═══ AVAILABLE DATA
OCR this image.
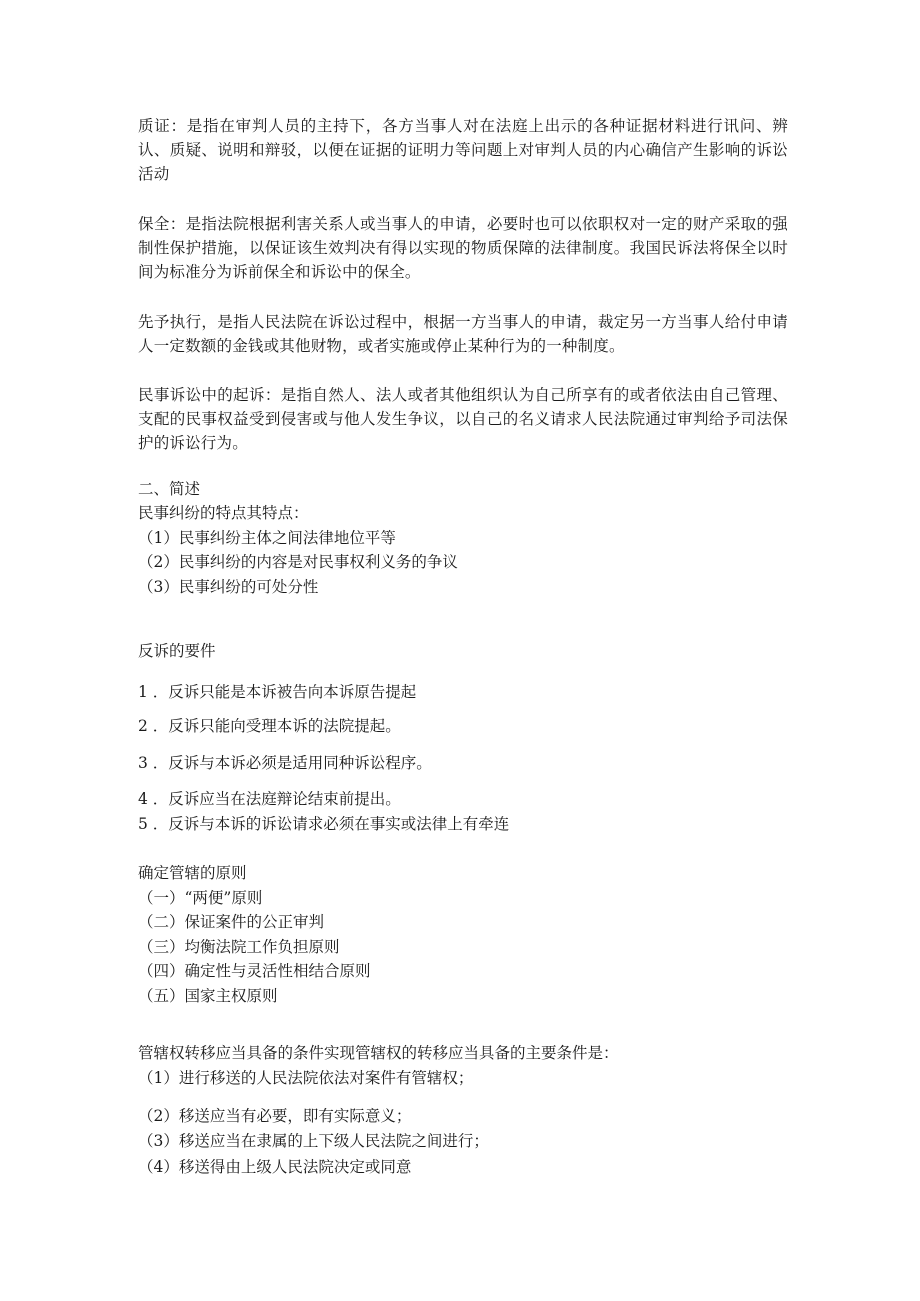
质证：是指在审判人员的主持下，各方当事人对在法庭上出示的各种证据材料进行讯问、辨认、质疑、说明和辩驳，以便在证据的证明力等问题上对审判人员的内心确信产生影响的诉讼活动

保全：是指法院根据利害关系人或当事人的申请，必要时也可以依职权对一定的财产采取的强制性保护措施，以保证该生效判决有得以实现的物质保障的法律制度。我国民诉法将保全以时间为标准分为诉前保全和诉讼中的保全。

先予执行，是指人民法院在诉讼过程中，根据一方当事人的申请，裁定另一方当事人给付申请人一定数额的金钱或其他财物，或者实施或停止某种行为的一种制度。

民事诉讼中的起诉：是指自然人、法人或者其他组织认为自己所享有的或者依法由自己管理、支配的民事权益受到侵害或与他人发生争议，以自己的名义请求人民法院通过审判给予司法保护的诉讼行为。

二、简述

民事纠纷的特点其特点：

（1）民事纠纷主体之间法律地位平等

（2）民事纠纷的内容是对民事权利义务的争议

（3）民事纠纷的可处分性

反诉的要件
1 ．反诉只能是本诉被告向本诉原告提起
2 ．反诉只能向受理本诉的法院提起。
3 ．反诉与本诉必须是适用同种诉讼程序。
4 ．反诉应当在法庭辩论结束前提出。
5 ．反诉与本诉的诉讼请求必须在事实或法律上有牵连

确定管辖的原则

（一）“两便”原则

（二）保证案件的公正审判

（三）均衡法院工作负担原则

（四）确定性与灵活性相结合原则

（五）国家主权原则

管辖权转移应当具备的条件实现管辖权的转移应当具备的主要条件是：
（1）进行移送的人民法院依法对案件有管辖权；
（2）移送应当有必要，即有实际意义；
（3）移送应当在隶属的上下级人民法院之间进行；
（4）移送得由上级人民法院决定或同意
══════
▸ **WHAT IS REQUIRED**: Reproduce every entry word for word, but skip any pictures.

▸ **REPLY TO THE TASK**:
OCR this image.
质证：是指在审判人员的主持下，各方当事人对在法庭上出示的各种证据材料进行讯问、辨认、质疑、说明和辩驳，以便在证据的证明力等问题上对审判人员的内心确信产生影响的诉讼活动

保全：是指法院根据利害关系人或当事人的申请，必要时也可以依职权对一定的财产采取的强制性保护措施，以保证该生效判决有得以实现的物质保障的法律制度。我国民诉法将保全以时间为标准分为诉前保全和诉讼中的保全。

先予执行，是指人民法院在诉讼过程中，根据一方当事人的申请，裁定另一方当事人给付申请人一定数额的金钱或其他财物，或者实施或停止某种行为的一种制度。

民事诉讼中的起诉：是指自然人、法人或者其他组织认为自己所享有的或者依法由自己管理、支配的民事权益受到侵害或与他人发生争议，以自己的名义请求人民法院通过审判给予司法保护的诉讼行为。

二、简述

民事纠纷的特点其特点：

（1）民事纠纷主体之间法律地位平等

（2）民事纠纷的内容是对民事权利义务的争议

（3）民事纠纷的可处分性

反诉的要件
1 ．反诉只能是本诉被告向本诉原告提起
2 ．反诉只能向受理本诉的法院提起。
3 ．反诉与本诉必须是适用同种诉讼程序。
4 ．反诉应当在法庭辩论结束前提出。
5 ．反诉与本诉的诉讼请求必须在事实或法律上有牵连

确定管辖的原则

（一）“两便”原则

（二）保证案件的公正审判

（三）均衡法院工作负担原则

（四）确定性与灵活性相结合原则

（五）国家主权原则

管辖权转移应当具备的条件实现管辖权的转移应当具备的主要条件是：
（1）进行移送的人民法院依法对案件有管辖权；
（2）移送应当有必要，即有实际意义；
（3）移送应当在隶属的上下级人民法院之间进行；
（4）移送得由上级人民法院决定或同意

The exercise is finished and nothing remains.